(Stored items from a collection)
** start **
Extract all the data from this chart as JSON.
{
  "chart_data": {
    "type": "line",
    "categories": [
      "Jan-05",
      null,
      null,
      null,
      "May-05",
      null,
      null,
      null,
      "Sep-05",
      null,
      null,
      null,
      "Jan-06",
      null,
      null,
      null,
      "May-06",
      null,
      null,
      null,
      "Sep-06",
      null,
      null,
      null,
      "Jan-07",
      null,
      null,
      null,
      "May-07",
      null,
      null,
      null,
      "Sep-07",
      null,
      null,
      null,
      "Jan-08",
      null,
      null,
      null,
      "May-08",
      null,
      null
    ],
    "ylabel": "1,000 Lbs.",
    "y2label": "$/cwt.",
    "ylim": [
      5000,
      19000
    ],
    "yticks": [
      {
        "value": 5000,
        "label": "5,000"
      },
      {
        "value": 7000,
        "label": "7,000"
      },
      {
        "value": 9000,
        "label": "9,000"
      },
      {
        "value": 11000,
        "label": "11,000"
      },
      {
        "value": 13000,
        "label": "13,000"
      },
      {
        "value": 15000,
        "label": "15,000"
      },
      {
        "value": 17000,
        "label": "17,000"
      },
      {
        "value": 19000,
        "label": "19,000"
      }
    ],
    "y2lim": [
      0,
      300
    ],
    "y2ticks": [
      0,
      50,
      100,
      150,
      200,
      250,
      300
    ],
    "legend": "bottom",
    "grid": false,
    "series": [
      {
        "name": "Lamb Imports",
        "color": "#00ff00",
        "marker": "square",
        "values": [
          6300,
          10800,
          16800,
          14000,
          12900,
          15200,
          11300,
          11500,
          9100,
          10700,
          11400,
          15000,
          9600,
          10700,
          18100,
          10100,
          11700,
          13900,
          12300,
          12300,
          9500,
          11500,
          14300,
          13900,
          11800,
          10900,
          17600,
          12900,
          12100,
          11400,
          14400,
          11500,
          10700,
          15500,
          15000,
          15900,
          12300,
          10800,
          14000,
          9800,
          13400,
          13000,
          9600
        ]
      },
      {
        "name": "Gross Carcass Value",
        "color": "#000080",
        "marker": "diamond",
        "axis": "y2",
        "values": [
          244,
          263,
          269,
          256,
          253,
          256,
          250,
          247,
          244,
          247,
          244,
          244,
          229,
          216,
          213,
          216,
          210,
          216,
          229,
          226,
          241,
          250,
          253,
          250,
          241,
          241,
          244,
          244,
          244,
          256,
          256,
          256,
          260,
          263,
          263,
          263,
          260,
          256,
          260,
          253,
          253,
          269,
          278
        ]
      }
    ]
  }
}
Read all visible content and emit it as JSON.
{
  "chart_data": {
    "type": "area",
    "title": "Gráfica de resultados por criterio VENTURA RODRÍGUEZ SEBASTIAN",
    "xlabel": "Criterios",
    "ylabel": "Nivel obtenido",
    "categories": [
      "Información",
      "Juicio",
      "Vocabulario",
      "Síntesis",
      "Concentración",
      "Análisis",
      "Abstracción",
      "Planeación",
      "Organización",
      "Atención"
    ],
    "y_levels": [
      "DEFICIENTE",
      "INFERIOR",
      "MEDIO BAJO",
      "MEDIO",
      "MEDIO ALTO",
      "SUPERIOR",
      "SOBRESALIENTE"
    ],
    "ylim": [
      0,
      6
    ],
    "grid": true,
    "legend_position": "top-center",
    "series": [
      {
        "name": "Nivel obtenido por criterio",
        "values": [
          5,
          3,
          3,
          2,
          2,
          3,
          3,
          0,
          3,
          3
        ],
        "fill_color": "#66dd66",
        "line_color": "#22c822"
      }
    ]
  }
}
** end **
(Stated exercise)
Your task is to repeat every line exactly.

(Exercise solution)
Extract all the data from this chart as JSON.
{
  "chart_data": {
    "type": "line",
    "categories": [
      "Jan-05",
      null,
      null,
      null,
      "May-05",
      null,
      null,
      null,
      "Sep-05",
      null,
      null,
      null,
      "Jan-06",
      null,
      null,
      null,
      "May-06",
      null,
      null,
      null,
      "Sep-06",
      null,
      null,
      null,
      "Jan-07",
      null,
      null,
      null,
      "May-07",
      null,
      null,
      null,
      "Sep-07",
      null,
      null,
      null,
      "Jan-08",
      null,
      null,
      null,
      "May-08",
      null,
      null
    ],
    "ylabel": "1,000 Lbs.",
    "y2label": "$/cwt.",
    "ylim": [
      5000,
      19000
    ],
    "yticks": [
      {
        "value": 5000,
        "label": "5,000"
      },
      {
        "value": 7000,
        "label": "7,000"
      },
      {
        "value": 9000,
        "label": "9,000"
      },
      {
        "value": 11000,
        "label": "11,000"
      },
      {
        "value": 13000,
        "label": "13,000"
      },
      {
        "value": 15000,
        "label": "15,000"
      },
      {
        "value": 17000,
        "label": "17,000"
      },
      {
        "value": 19000,
        "label": "19,000"
      }
    ],
    "y2lim": [
      0,
      300
    ],
    "y2ticks": [
      0,
      50,
      100,
      150,
      200,
      250,
      300
    ],
    "legend": "bottom",
    "grid": false,
    "series": [
      {
        "name": "Lamb Imports",
        "color": "#00ff00",
        "marker": "square",
        "values": [
          6300,
          10800,
          16800,
          14000,
          12900,
          15200,
          11300,
          11500,
          9100,
          10700,
          11400,
          15000,
          9600,
          10700,
          18100,
          10100,
          11700,
          13900,
          12300,
          12300,
          9500,
          11500,
          14300,
          13900,
          11800,
          10900,
          17600,
          12900,
          12100,
          11400,
          14400,
          11500,
          10700,
          15500,
          15000,
          15900,
          12300,
          10800,
          14000,
          9800,
          13400,
          13000,
          9600
        ]
      },
      {
        "name": "Gross Carcass Value",
        "color": "#000080",
        "marker": "diamond",
        "axis": "y2",
        "values": [
          244,
          263,
          269,
          256,
          253,
          256,
          250,
          247,
          244,
          247,
          244,
          244,
          229,
          216,
          213,
          216,
          210,
          216,
          229,
          226,
          241,
          250,
          253,
          250,
          241,
          241,
          244,
          244,
          244,
          256,
          256,
          256,
          260,
          263,
          263,
          263,
          260,
          256,
          260,
          253,
          253,
          269,
          278
        ]
      }
    ]
  }
}
Read all visible content and emit it as JSON.
{
  "chart_data": {
    "type": "area",
    "title": "Gráfica de resultados por criterio VENTURA RODRÍGUEZ SEBASTIAN",
    "xlabel": "Criterios",
    "ylabel": "Nivel obtenido",
    "categories": [
      "Información",
      "Juicio",
      "Vocabulario",
      "Síntesis",
      "Concentración",
      "Análisis",
      "Abstracción",
      "Planeación",
      "Organización",
      "Atención"
    ],
    "y_levels": [
      "DEFICIENTE",
      "INFERIOR",
      "MEDIO BAJO",
      "MEDIO",
      "MEDIO ALTO",
      "SUPERIOR",
      "SOBRESALIENTE"
    ],
    "ylim": [
      0,
      6
    ],
    "grid": true,
    "legend_position": "top-center",
    "series": [
      {
        "name": "Nivel obtenido por criterio",
        "values": [
          5,
          3,
          3,
          2,
          2,
          3,
          3,
          0,
          3,
          3
        ],
        "fill_color": "#66dd66",
        "line_color": "#22c822"
      }
    ]
  }
}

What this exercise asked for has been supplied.